October 1, 2012
Judge Rules That Mass Arrests at a 2004 Protest Were Illegal
By BENJAMIN WEISER
A federal judge has ruled that the New York Police Department illegally arrested large numbers of demonstrators at a protest in Lower Manhattan during the 2004 Republican National Convention. But the judge upheld aspects of how the city had handled the protesters’ arrests.
The judge, Richard J. Sullivan of Federal District Court, said that the city had lacked the required probable cause because the police were unaware of whether each individual protester had broken the law.
“An individual’s participation in a lawbreaking group may, in appropriate circumstances, be strong circumstantial evidence of that individual’s own illegal conduct,” the judge wrote in a 32-page opinion. “But, no matter the circumstances,” he added, “an arresting officer must believe that every individual arrested personally violated the law. Nothing short of such a finding can justify arrest. The Fourth Amendment does not recognize guilt by association.”
The ruling on the protest, which occurred on Fulton Street on Aug. 31, 2004, was a kind of test case examined by the judge of one group of plaintiffs among hundreds who filed false-arrest claims in the wake of the demonstrations, which rippled across the city during the convention and at times erupted into confrontations with the police. The ruling, dated Sunday, opens the door for the city to have to pay damages to the plaintiffs in the Fulton Street arrests. More than 200 were arrested during that protest, though not all have lawsuits pending.
But the judge also rejected arguments that the city had violated the protesters’ First Amendment rights by not treating their arrests as a lesser violation that would typically result in the issuance of a summons, and processing them instead through the courts, including detaining and fingerprinting them and taking them before a judge.
The judge found that the no-summons policy passed constitutional muster because it was a response “to a threat derived from intelligence sources — namely, that demonstrators aimed to ‘shut down the City of New York and the R.N.C.’ through ‘continuous unlawful behavior,’ ” and that they “would be undeterred by the issuance of summonses.” He added that the policy “was in place only for the brief duration the threat existed.”
Both sides praised aspects of the ruling. Peter Farrell, a senior lawyer with the city’s Law Department, said the demonstrations had made “an extraordinary security challenge.”
The ruling “validates two city policies the plaintiffs have spent almost five years exclusively litigating — to fingerprint arrestees and not to issue summonses,” Mr. Farrell said. “The court upheld these policies under the most exacting judicial scrutiny possible, finding them constitutional and warranted in light of the threats the city faced during the R.N.C. We are reviewing the remainder of the decision and considering our legal options in that regard.”

—————

→ **To do**
Copy out word for word the stretch of the article on the 2004 protest arrests from "October 1, 2012" through "the protesters’ arrests.".

—————

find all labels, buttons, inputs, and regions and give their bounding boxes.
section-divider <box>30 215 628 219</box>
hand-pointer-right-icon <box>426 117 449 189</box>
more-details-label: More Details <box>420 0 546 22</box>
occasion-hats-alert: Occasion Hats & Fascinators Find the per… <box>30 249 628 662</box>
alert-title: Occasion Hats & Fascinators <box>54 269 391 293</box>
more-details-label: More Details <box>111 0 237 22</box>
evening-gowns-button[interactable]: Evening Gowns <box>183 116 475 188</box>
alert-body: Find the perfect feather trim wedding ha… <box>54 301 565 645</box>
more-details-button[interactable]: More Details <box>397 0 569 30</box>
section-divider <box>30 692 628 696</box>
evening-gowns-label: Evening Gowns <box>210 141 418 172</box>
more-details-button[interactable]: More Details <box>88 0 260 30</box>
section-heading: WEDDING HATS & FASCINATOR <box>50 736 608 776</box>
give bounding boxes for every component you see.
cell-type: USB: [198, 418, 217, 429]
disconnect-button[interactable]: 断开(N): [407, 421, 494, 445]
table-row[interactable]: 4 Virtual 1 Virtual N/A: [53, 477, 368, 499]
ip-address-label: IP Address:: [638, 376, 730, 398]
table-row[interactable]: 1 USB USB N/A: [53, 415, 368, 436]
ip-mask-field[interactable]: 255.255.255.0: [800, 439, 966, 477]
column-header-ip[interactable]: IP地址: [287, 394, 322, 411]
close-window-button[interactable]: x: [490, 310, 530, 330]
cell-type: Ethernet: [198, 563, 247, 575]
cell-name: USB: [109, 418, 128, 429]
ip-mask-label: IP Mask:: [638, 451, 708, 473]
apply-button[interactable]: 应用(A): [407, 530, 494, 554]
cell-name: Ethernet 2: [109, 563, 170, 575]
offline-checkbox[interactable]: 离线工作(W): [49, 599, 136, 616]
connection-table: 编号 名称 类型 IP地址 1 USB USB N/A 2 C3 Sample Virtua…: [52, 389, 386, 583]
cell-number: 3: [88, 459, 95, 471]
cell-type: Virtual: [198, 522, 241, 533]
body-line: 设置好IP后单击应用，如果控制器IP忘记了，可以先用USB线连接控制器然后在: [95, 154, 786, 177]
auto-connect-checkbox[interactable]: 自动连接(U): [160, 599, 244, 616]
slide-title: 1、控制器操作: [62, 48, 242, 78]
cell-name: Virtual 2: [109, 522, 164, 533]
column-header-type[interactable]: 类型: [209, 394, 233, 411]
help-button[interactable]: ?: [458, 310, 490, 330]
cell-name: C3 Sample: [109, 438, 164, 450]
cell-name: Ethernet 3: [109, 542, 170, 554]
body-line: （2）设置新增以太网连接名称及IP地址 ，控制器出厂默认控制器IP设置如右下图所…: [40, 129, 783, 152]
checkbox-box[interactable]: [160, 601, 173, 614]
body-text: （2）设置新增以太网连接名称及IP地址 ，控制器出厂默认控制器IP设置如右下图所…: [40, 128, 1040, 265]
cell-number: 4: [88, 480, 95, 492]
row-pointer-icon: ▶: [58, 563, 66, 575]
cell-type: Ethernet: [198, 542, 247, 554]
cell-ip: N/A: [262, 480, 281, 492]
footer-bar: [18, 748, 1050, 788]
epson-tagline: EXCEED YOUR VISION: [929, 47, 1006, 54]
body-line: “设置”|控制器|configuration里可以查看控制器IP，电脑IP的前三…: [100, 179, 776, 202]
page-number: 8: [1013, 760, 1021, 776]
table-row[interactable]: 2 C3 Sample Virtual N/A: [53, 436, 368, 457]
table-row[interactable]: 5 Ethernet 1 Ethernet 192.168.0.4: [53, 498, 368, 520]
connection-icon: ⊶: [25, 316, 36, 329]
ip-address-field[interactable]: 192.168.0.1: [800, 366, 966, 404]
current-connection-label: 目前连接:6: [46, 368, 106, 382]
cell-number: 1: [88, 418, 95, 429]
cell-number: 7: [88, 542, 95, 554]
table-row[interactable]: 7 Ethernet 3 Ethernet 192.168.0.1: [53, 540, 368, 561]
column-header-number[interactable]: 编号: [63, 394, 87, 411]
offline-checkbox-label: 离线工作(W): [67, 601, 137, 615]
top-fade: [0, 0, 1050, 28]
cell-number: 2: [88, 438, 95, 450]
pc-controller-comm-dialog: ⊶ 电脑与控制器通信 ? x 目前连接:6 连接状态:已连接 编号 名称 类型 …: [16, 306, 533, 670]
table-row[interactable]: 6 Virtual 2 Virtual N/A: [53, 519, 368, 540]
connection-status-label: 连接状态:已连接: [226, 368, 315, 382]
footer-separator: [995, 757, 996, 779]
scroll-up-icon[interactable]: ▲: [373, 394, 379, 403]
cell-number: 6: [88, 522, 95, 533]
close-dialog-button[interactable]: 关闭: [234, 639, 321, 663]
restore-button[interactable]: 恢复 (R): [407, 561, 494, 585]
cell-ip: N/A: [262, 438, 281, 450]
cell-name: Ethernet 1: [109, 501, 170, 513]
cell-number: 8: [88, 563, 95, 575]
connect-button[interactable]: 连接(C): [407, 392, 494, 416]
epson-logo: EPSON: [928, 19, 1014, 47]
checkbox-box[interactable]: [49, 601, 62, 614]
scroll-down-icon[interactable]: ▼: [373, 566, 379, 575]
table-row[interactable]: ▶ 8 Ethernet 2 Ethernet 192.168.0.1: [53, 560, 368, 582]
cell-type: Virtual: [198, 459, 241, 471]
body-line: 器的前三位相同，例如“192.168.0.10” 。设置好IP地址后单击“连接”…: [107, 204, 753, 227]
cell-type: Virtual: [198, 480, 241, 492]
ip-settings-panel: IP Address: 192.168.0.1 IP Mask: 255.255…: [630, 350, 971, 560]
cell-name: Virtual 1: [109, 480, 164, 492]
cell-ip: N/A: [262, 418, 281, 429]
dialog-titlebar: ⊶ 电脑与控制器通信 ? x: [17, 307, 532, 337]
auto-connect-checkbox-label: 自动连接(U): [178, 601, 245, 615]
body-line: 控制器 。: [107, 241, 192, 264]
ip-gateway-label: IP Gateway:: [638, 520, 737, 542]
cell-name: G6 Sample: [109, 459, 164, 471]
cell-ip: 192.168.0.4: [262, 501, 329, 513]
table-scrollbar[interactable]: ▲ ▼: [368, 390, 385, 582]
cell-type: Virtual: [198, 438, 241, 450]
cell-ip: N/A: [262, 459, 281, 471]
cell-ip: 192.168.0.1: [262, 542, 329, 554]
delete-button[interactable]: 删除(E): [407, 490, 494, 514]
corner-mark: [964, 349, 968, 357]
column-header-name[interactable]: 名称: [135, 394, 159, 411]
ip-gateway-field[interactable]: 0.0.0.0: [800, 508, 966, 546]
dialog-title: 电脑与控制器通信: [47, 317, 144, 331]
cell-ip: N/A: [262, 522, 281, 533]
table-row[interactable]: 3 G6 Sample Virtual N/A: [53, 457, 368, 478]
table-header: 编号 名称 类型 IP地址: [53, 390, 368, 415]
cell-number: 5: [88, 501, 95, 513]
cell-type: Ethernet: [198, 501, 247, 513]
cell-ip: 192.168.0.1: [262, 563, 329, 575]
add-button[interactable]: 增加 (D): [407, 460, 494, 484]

—————

→ **Reply**
October 1, 2012
Judge Rules That Mass Arrests at a 2004 Protest Were Illegal
By BENJAMIN WEISER
A federal judge has ruled that the New York Police Department illegally arrested large numbers of demonstrators at a protest in Lower Manhattan during the 2004 Republican National Convention. But the judge upheld aspects of how the city had handled the protesters’ arrests.